**Exercise aim**. Gather up the lines with the word "screenshot" in them.

:: Recorded information ::

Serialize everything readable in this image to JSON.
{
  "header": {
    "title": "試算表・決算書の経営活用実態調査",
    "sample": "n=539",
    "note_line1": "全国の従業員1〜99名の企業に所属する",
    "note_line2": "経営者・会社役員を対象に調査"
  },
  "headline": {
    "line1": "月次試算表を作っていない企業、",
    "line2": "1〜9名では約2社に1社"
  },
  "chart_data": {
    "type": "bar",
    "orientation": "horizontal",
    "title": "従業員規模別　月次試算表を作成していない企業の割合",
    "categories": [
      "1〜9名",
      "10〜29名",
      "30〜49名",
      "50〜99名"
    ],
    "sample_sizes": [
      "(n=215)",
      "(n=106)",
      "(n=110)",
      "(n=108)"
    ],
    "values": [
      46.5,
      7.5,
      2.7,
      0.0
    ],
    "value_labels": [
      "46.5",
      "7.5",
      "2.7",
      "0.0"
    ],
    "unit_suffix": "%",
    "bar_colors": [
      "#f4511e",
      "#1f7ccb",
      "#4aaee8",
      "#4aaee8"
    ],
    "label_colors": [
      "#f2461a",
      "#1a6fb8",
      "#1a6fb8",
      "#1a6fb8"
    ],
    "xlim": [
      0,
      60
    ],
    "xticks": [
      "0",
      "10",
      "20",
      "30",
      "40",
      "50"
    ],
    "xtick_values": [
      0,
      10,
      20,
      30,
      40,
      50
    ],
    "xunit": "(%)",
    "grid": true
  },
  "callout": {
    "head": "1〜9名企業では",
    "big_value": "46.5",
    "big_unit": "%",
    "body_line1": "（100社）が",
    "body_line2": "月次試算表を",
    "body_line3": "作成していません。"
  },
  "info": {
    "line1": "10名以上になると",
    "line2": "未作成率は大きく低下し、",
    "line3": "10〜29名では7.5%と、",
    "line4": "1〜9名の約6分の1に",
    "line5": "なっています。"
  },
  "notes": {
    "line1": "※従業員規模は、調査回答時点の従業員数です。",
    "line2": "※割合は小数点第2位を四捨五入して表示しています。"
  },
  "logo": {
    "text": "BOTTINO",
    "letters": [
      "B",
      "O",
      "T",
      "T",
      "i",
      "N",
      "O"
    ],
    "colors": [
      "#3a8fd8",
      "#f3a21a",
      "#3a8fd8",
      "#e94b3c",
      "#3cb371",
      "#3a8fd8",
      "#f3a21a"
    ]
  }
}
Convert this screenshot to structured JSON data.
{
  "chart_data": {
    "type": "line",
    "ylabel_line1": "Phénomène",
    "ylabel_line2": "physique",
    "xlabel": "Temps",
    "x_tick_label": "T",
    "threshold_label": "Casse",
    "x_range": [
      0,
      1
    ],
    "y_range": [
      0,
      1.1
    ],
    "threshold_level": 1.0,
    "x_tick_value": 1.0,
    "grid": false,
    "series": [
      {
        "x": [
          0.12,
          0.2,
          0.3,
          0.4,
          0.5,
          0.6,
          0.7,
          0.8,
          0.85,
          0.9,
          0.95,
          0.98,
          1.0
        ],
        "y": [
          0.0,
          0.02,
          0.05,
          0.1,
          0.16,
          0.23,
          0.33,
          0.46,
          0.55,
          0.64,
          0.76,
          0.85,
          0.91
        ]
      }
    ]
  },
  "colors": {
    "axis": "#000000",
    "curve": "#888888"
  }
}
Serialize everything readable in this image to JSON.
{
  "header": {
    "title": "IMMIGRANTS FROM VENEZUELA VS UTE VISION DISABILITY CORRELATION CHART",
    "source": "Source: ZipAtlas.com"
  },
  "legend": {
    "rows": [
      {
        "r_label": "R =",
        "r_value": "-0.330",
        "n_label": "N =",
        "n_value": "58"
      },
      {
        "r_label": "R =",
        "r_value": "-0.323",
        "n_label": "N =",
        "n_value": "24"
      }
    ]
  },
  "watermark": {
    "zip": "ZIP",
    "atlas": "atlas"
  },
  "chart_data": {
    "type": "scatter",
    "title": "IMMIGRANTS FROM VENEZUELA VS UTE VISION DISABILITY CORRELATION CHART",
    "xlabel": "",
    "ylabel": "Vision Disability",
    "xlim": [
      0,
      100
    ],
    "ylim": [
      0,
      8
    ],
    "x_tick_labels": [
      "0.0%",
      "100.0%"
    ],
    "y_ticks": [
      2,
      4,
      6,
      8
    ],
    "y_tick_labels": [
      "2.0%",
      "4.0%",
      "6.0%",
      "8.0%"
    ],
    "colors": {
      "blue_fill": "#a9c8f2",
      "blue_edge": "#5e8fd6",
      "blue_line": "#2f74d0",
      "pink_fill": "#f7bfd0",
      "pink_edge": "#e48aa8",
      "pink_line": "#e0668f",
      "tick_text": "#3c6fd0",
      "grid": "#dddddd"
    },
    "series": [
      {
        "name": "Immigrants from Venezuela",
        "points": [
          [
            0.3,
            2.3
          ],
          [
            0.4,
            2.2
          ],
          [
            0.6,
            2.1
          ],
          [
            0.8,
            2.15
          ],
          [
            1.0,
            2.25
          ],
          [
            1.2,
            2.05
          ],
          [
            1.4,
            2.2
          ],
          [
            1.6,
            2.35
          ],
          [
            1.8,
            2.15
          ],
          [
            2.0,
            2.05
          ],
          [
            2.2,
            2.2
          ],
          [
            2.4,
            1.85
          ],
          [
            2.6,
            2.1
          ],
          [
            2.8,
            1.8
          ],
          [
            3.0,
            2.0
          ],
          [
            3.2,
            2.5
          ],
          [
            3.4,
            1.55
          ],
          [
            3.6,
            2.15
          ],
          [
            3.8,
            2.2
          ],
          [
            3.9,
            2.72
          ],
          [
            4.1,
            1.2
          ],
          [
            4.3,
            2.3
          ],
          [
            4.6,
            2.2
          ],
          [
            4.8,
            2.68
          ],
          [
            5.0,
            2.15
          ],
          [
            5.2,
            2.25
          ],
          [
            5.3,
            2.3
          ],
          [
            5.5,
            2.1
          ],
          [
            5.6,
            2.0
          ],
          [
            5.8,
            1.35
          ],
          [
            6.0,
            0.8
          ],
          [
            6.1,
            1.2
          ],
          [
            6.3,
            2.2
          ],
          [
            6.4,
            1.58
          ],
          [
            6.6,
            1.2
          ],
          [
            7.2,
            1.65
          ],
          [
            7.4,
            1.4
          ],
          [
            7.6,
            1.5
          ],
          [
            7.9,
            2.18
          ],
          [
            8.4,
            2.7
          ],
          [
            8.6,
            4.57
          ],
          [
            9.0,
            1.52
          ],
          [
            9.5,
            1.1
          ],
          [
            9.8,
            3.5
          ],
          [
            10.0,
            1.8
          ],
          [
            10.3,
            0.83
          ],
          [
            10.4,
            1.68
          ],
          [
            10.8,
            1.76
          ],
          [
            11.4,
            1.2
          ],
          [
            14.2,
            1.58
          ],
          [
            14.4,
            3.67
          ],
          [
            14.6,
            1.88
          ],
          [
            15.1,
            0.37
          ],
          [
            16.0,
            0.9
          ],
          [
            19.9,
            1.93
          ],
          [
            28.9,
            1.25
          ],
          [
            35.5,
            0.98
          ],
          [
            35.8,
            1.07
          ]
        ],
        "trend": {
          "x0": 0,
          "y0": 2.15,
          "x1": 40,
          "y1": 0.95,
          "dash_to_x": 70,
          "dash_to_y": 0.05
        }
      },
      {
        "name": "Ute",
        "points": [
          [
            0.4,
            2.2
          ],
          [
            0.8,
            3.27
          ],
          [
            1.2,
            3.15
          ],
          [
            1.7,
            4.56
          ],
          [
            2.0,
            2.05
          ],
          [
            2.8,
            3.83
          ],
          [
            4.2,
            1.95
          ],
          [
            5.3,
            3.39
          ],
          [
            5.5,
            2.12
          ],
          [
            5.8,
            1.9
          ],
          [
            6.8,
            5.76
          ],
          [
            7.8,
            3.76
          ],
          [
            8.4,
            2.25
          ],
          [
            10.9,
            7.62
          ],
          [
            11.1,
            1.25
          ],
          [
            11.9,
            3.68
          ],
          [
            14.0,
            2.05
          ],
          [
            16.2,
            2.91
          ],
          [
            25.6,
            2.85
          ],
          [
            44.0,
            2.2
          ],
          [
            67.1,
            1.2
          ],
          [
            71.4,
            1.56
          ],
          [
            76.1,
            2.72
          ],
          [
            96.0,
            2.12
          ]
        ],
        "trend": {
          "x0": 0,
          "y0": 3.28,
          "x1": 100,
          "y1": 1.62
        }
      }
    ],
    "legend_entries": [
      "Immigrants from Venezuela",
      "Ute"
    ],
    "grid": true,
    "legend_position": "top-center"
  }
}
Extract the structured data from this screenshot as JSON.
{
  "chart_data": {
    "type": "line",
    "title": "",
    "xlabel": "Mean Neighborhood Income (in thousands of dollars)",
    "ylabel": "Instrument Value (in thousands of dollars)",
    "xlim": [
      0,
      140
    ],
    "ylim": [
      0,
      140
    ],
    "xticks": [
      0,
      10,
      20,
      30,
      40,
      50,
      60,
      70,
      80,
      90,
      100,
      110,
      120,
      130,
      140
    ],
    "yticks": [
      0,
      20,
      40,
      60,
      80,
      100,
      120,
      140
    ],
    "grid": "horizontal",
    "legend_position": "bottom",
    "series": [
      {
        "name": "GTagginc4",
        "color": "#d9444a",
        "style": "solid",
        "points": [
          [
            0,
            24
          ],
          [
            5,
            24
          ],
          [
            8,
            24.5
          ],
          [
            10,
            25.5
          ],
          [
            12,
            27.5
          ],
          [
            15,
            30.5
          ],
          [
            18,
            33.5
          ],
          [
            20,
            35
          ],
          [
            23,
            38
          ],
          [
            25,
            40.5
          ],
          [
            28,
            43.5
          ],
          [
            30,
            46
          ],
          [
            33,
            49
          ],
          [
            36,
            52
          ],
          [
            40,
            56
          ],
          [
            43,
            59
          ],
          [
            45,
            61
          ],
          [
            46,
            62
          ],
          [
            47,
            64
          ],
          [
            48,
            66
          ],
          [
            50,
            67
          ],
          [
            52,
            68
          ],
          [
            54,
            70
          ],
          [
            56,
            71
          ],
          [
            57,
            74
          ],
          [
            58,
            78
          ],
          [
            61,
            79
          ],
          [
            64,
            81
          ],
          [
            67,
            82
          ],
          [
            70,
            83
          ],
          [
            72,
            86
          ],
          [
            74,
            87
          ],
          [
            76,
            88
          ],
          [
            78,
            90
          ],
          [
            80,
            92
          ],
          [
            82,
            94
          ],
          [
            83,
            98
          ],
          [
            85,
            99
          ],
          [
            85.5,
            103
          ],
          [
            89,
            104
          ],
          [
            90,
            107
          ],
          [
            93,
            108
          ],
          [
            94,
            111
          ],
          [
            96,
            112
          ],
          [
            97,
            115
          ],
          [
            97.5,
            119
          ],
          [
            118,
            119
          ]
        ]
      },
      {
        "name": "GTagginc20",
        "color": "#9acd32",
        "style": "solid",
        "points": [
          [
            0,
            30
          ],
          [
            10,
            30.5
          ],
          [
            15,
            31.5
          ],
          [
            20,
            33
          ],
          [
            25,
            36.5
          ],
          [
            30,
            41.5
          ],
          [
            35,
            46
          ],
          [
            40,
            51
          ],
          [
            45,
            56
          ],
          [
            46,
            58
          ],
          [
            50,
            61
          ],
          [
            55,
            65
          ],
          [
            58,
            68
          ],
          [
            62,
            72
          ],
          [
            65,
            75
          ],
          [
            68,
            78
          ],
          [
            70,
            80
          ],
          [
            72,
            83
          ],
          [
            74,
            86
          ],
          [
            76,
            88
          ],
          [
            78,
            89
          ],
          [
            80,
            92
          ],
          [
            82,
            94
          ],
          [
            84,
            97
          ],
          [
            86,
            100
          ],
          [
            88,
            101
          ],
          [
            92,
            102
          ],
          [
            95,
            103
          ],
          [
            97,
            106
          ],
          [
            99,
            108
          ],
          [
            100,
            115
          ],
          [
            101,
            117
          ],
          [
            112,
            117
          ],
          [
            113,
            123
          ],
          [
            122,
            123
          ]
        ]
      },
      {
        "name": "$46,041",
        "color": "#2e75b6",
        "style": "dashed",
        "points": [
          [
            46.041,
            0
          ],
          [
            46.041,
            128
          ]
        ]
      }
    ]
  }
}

:::

**Task response**.
Convert this screenshot to structured JSON data.
Extract the structured data from this screenshot as JSON.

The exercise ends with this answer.